→ **MATERIAL FOR THIS EXERCISE**
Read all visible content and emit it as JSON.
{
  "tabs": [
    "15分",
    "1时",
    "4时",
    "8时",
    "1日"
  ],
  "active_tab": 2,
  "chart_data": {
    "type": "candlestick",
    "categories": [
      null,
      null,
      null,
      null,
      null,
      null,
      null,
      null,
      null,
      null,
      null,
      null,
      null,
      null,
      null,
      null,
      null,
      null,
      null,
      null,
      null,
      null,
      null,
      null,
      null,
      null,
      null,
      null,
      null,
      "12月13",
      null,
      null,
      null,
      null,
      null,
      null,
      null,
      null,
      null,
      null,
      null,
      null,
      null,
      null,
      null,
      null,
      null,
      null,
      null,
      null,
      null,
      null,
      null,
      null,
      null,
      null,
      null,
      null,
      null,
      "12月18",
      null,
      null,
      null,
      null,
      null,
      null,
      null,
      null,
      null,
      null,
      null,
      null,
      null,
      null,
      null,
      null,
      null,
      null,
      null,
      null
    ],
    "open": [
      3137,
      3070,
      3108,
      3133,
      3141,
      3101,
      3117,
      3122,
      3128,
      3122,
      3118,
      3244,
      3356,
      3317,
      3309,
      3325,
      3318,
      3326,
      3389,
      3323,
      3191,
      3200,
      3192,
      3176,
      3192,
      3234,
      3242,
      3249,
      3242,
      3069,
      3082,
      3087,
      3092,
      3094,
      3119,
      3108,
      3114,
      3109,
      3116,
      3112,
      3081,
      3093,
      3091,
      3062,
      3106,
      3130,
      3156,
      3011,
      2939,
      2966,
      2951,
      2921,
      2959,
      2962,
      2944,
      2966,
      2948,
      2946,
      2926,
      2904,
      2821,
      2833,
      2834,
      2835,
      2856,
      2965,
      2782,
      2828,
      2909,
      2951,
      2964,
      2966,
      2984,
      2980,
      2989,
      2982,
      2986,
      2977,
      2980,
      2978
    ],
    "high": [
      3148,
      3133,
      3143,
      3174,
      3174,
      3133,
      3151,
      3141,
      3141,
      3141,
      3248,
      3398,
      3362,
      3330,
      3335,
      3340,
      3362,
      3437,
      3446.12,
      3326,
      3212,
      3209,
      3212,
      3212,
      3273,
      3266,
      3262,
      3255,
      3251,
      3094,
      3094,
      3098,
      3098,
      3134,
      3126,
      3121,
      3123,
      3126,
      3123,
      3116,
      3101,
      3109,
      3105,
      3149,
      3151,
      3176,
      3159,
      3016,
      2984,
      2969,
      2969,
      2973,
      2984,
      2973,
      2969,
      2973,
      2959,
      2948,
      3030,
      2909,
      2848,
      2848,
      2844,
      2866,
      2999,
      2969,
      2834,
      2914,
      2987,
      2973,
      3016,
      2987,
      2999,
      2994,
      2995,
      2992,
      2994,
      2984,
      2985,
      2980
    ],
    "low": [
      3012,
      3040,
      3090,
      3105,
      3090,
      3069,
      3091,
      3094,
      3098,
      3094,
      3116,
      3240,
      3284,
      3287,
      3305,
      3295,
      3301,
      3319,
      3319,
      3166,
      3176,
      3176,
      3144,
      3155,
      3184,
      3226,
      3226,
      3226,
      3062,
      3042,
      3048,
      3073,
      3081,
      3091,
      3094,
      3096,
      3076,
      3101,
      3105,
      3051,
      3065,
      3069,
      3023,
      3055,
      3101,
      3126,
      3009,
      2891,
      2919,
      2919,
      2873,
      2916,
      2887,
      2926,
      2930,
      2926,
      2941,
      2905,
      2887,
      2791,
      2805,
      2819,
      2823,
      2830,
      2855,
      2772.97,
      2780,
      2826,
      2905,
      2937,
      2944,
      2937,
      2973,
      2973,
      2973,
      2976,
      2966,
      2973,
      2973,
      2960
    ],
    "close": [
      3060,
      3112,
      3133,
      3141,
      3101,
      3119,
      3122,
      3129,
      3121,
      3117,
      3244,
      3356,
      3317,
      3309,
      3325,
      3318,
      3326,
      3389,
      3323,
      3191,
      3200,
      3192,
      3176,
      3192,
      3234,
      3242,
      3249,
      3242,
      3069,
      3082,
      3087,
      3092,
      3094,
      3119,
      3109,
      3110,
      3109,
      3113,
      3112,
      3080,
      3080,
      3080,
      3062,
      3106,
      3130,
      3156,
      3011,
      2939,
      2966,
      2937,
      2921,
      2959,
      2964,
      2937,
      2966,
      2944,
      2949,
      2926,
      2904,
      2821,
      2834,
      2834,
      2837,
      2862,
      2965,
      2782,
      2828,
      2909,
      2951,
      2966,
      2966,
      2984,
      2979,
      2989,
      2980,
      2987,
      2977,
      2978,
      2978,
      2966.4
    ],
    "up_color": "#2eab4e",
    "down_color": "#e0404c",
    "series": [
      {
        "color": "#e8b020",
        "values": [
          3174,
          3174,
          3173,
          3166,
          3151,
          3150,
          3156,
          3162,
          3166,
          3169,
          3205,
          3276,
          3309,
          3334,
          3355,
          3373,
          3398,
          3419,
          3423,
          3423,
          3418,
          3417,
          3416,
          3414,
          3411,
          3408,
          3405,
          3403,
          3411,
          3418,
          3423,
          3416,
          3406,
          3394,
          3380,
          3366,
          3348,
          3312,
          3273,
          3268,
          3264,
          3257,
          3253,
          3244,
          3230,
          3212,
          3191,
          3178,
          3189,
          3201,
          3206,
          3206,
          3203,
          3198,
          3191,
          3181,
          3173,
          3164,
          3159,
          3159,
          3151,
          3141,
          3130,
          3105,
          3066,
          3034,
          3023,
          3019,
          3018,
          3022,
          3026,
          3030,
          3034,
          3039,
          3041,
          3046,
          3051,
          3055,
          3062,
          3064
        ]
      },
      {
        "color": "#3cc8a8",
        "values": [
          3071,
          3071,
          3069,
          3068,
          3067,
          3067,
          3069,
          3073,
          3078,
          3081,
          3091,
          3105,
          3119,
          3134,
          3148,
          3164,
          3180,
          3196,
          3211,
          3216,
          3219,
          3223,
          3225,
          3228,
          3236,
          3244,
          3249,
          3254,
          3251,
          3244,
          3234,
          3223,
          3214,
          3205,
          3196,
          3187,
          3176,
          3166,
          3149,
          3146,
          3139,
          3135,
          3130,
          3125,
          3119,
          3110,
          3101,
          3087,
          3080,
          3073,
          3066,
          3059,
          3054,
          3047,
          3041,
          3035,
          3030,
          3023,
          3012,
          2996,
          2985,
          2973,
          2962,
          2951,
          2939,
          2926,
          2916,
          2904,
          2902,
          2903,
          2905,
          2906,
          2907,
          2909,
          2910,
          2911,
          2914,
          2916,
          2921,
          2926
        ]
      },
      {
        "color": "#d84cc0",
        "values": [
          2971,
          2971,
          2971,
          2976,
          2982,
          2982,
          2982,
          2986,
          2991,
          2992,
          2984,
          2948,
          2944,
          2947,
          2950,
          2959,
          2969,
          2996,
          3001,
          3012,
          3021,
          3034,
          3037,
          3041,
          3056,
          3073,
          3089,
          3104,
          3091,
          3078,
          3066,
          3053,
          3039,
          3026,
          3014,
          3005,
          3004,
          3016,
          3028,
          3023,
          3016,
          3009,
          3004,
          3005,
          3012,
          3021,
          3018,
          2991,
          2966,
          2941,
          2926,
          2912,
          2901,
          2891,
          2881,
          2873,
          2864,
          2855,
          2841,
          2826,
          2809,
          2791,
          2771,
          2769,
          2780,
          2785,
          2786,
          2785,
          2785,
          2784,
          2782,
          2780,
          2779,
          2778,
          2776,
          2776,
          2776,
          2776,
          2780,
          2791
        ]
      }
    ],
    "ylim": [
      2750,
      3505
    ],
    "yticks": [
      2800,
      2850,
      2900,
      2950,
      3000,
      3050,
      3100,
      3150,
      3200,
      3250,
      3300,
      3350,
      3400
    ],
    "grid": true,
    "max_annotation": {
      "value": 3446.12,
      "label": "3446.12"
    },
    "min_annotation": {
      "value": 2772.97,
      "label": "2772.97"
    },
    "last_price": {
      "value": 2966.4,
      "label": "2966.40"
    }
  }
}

→ **TASK REQUIREMENTS**
Gather each line of the records holding the string "label".

→ **FULL ANSWER**
      "label": "3446.12"
      "label": "2772.97"
      "label": "2966.40"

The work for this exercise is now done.